▶ Written instruction
Where a line contains the string "this", copy that line.

▶ Exercise data
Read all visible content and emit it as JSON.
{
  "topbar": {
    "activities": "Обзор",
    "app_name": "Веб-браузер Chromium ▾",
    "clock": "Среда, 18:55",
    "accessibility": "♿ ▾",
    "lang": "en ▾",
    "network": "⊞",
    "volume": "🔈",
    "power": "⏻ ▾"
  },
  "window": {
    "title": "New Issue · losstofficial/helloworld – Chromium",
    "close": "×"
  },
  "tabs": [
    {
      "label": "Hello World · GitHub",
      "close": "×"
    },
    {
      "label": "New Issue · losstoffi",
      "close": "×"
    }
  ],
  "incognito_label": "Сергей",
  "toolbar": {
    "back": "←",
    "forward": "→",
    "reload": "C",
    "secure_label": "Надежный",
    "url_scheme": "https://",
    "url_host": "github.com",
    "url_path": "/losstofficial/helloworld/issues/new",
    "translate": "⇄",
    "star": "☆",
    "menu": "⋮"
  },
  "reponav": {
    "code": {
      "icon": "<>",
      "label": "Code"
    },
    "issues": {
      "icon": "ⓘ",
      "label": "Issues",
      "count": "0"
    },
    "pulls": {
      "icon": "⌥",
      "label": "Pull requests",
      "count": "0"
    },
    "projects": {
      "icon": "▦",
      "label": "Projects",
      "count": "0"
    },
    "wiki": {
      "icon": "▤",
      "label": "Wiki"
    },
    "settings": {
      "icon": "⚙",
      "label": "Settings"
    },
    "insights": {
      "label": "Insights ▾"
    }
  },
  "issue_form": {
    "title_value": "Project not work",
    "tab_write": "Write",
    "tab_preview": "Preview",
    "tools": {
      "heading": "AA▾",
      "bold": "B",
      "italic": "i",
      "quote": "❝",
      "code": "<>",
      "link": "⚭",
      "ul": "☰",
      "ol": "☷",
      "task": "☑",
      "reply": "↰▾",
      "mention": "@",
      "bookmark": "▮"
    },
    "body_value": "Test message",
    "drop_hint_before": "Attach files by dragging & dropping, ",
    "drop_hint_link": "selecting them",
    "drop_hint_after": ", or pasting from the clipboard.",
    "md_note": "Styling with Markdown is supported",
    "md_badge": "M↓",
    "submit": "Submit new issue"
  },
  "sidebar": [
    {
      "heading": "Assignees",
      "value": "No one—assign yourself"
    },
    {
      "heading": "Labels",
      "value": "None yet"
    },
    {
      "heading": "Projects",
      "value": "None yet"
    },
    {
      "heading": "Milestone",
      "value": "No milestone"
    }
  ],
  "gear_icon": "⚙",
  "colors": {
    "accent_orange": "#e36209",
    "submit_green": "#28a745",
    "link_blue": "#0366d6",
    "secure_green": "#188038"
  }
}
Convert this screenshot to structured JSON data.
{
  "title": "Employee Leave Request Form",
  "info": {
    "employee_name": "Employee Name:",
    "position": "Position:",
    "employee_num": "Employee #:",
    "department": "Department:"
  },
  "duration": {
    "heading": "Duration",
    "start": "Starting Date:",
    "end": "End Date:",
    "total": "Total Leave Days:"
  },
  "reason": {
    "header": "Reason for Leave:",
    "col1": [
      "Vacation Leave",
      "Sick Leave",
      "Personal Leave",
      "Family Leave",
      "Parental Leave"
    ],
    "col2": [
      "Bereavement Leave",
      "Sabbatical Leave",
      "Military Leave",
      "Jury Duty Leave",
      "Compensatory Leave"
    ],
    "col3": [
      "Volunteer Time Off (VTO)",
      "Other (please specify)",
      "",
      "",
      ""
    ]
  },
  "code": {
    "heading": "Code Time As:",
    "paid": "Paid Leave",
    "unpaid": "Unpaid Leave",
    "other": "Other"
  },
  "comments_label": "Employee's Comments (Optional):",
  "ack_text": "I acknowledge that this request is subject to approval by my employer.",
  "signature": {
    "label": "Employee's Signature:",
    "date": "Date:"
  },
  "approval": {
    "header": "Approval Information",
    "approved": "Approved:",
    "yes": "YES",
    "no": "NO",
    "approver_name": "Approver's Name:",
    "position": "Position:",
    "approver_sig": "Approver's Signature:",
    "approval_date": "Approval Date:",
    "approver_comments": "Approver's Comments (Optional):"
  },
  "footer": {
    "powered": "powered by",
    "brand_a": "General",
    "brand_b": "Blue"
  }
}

▶ Worked answer
Convert this screenshot to structured JSON data.
  "ack_text": "I acknowledge that this request is subject to approval by my employer.",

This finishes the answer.